» **EXERCISE DETAILS**:
In the listing below, swap every "x-tick-label" for "year-label" and reproduce all other lines unchanged, omitting the pictures.

-- START --

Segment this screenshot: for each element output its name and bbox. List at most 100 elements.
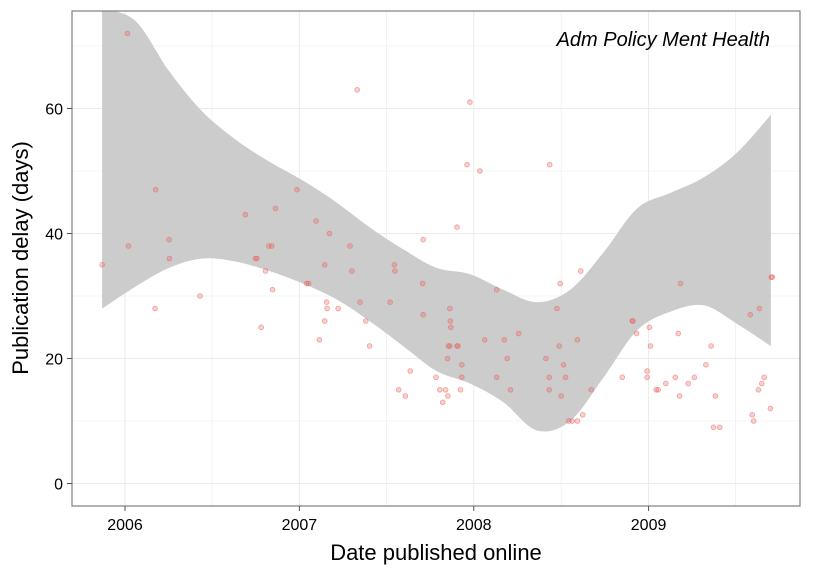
data-point — [455, 343, 461, 349]
data-point — [477, 168, 483, 174]
data-point — [562, 374, 569, 381]
data-point — [272, 205, 279, 212]
data-point — [258, 324, 265, 331]
x-axis-title: Date published online — [330, 540, 542, 565]
data-point — [464, 161, 470, 168]
data-point — [769, 274, 776, 281]
data-point — [481, 336, 488, 343]
data-point — [750, 418, 757, 424]
data-point — [633, 330, 640, 337]
data-point — [685, 380, 691, 387]
data-point — [439, 399, 446, 406]
data-point — [347, 243, 353, 249]
data-point — [321, 318, 328, 324]
data-point — [546, 386, 552, 393]
data-point — [152, 186, 159, 193]
data-point — [166, 236, 172, 243]
data-point — [458, 374, 465, 381]
data-point — [395, 386, 402, 393]
data-point — [691, 374, 698, 381]
x-tick-label: 2006 — [107, 517, 143, 534]
data-point — [588, 386, 594, 393]
data-point — [447, 343, 453, 349]
data-point — [442, 386, 449, 393]
data-point — [152, 305, 158, 312]
y-tick-label: 40 — [45, 227, 63, 244]
data-point — [703, 361, 709, 368]
data-point — [444, 355, 451, 362]
data-point — [560, 361, 567, 368]
confidence-band — [102, 11, 771, 432]
data-point — [558, 393, 564, 399]
data-point — [467, 99, 473, 105]
data-point — [407, 368, 414, 374]
data-point — [756, 305, 763, 312]
data-point — [294, 186, 300, 193]
data-point — [313, 218, 319, 224]
data-point — [677, 280, 684, 287]
data-point — [501, 336, 508, 343]
data-points — [99, 30, 776, 431]
data-point — [767, 405, 774, 412]
data-point — [447, 318, 454, 324]
data-point — [265, 243, 272, 249]
data-point — [268, 243, 275, 249]
data-point — [252, 255, 259, 262]
data-point — [554, 305, 560, 312]
data-point — [644, 368, 650, 374]
data-point — [326, 230, 333, 237]
data-point — [493, 374, 500, 381]
data-point — [419, 280, 426, 287]
x-tick-label: 2008 — [456, 517, 492, 534]
data-point — [653, 386, 659, 393]
data-point — [357, 299, 363, 306]
data-point — [447, 324, 454, 331]
data-point — [166, 255, 173, 262]
data-point — [242, 211, 249, 218]
data-point — [402, 393, 409, 399]
data-point — [546, 374, 552, 381]
data-point — [629, 318, 636, 324]
data-point — [125, 243, 132, 249]
data-point — [436, 386, 443, 393]
data-point — [710, 424, 717, 431]
data-point — [362, 318, 369, 324]
data-point — [579, 411, 586, 418]
data-point — [712, 393, 719, 399]
data-point — [676, 393, 683, 399]
data-point — [354, 87, 361, 93]
data-point — [655, 386, 661, 393]
data-point — [675, 330, 681, 337]
x-tick-label: 2009 — [631, 517, 667, 534]
data-point — [323, 299, 330, 306]
data-point — [321, 261, 328, 268]
x-tick-label: 2007 — [282, 517, 318, 534]
data-point — [577, 268, 584, 274]
data-point — [749, 411, 755, 418]
data-point — [543, 355, 549, 362]
data-point — [433, 374, 439, 381]
data-point — [515, 330, 522, 337]
data-point — [646, 324, 653, 331]
data-point — [447, 305, 453, 312]
data-point — [507, 386, 514, 393]
data-point — [569, 418, 575, 424]
data-point — [457, 386, 464, 393]
data-point — [747, 311, 754, 318]
data-point — [716, 424, 723, 431]
data-point — [672, 374, 679, 381]
data-point — [387, 299, 393, 306]
data-point — [755, 386, 762, 393]
data-point — [269, 286, 276, 293]
data-point — [644, 374, 650, 381]
y-axis-title: Publication delay (days) — [8, 141, 33, 375]
data-point — [335, 305, 341, 312]
data-point — [305, 280, 312, 287]
data-point — [647, 343, 654, 349]
data-point — [761, 374, 767, 381]
data-point — [556, 343, 562, 349]
data-point — [349, 268, 355, 274]
axes: 0 20 40 60 2006 2007 2008 2009 — [45, 102, 666, 535]
y-tick-label: 0 — [54, 477, 63, 494]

-- END --

» **SOLUTION BELOW**:
Segment this screenshot: for each element output its name and bbox. List at most 100 elements.
data-point — [455, 343, 461, 349]
data-point — [477, 168, 483, 174]
data-point — [562, 374, 569, 381]
data-point — [272, 205, 279, 212]
data-point — [258, 324, 265, 331]
x-axis-title: Date published online — [330, 540, 542, 565]
data-point — [464, 161, 470, 168]
data-point — [769, 274, 776, 281]
data-point — [481, 336, 488, 343]
data-point — [750, 418, 757, 424]
data-point — [633, 330, 640, 337]
data-point — [685, 380, 691, 387]
data-point — [439, 399, 446, 406]
data-point — [347, 243, 353, 249]
data-point — [321, 318, 328, 324]
data-point — [546, 386, 552, 393]
data-point — [152, 186, 159, 193]
data-point — [166, 236, 172, 243]
data-point — [458, 374, 465, 381]
data-point — [395, 386, 402, 393]
data-point — [691, 374, 698, 381]
year-label: 2006 — [107, 517, 143, 534]
data-point — [588, 386, 594, 393]
data-point — [447, 343, 453, 349]
data-point — [442, 386, 449, 393]
data-point — [152, 305, 158, 312]
y-tick-label: 40 — [45, 227, 63, 244]
data-point — [703, 361, 709, 368]
data-point — [444, 355, 451, 362]
data-point — [560, 361, 567, 368]
confidence-band — [102, 11, 771, 432]
data-point — [558, 393, 564, 399]
data-point — [467, 99, 473, 105]
data-point — [407, 368, 414, 374]
data-point — [756, 305, 763, 312]
data-point — [294, 186, 300, 193]
data-point — [313, 218, 319, 224]
data-point — [677, 280, 684, 287]
data-point — [501, 336, 508, 343]
data-points — [99, 30, 776, 431]
data-point — [767, 405, 774, 412]
data-point — [447, 318, 454, 324]
data-point — [265, 243, 272, 249]
data-point — [268, 243, 275, 249]
data-point — [252, 255, 259, 262]
data-point — [554, 305, 560, 312]
data-point — [644, 368, 650, 374]
data-point — [326, 230, 333, 237]
data-point — [493, 374, 500, 381]
data-point — [419, 280, 426, 287]
year-label: 2008 — [456, 517, 492, 534]
data-point — [653, 386, 659, 393]
data-point — [357, 299, 363, 306]
data-point — [447, 324, 454, 331]
data-point — [166, 255, 173, 262]
data-point — [242, 211, 249, 218]
data-point — [402, 393, 409, 399]
data-point — [546, 374, 552, 381]
data-point — [629, 318, 636, 324]
data-point — [125, 243, 132, 249]
data-point — [436, 386, 443, 393]
data-point — [710, 424, 717, 431]
data-point — [362, 318, 369, 324]
data-point — [579, 411, 586, 418]
data-point — [712, 393, 719, 399]
data-point — [676, 393, 683, 399]
data-point — [354, 87, 361, 93]
data-point — [655, 386, 661, 393]
data-point — [675, 330, 681, 337]
year-label: 2009 — [631, 517, 667, 534]
data-point — [323, 299, 330, 306]
data-point — [321, 261, 328, 268]
year-label: 2007 — [282, 517, 318, 534]
data-point — [577, 268, 584, 274]
data-point — [749, 411, 755, 418]
data-point — [543, 355, 549, 362]
data-point — [433, 374, 439, 381]
data-point — [515, 330, 522, 337]
data-point — [646, 324, 653, 331]
data-point — [447, 305, 453, 312]
data-point — [507, 386, 514, 393]
data-point — [569, 418, 575, 424]
data-point — [457, 386, 464, 393]
data-point — [747, 311, 754, 318]
data-point — [716, 424, 723, 431]
data-point — [672, 374, 679, 381]
data-point — [387, 299, 393, 306]
data-point — [755, 386, 762, 393]
data-point — [269, 286, 276, 293]
data-point — [644, 374, 650, 381]
y-axis-title: Publication delay (days) — [8, 141, 33, 375]
data-point — [335, 305, 341, 312]
data-point — [305, 280, 312, 287]
data-point — [647, 343, 654, 349]
data-point — [761, 374, 767, 381]
data-point — [556, 343, 562, 349]
data-point — [349, 268, 355, 274]
axes: 0 20 40 60 2006 2007 2008 2009 — [45, 102, 666, 535]
y-tick-label: 0 — [54, 477, 63, 494]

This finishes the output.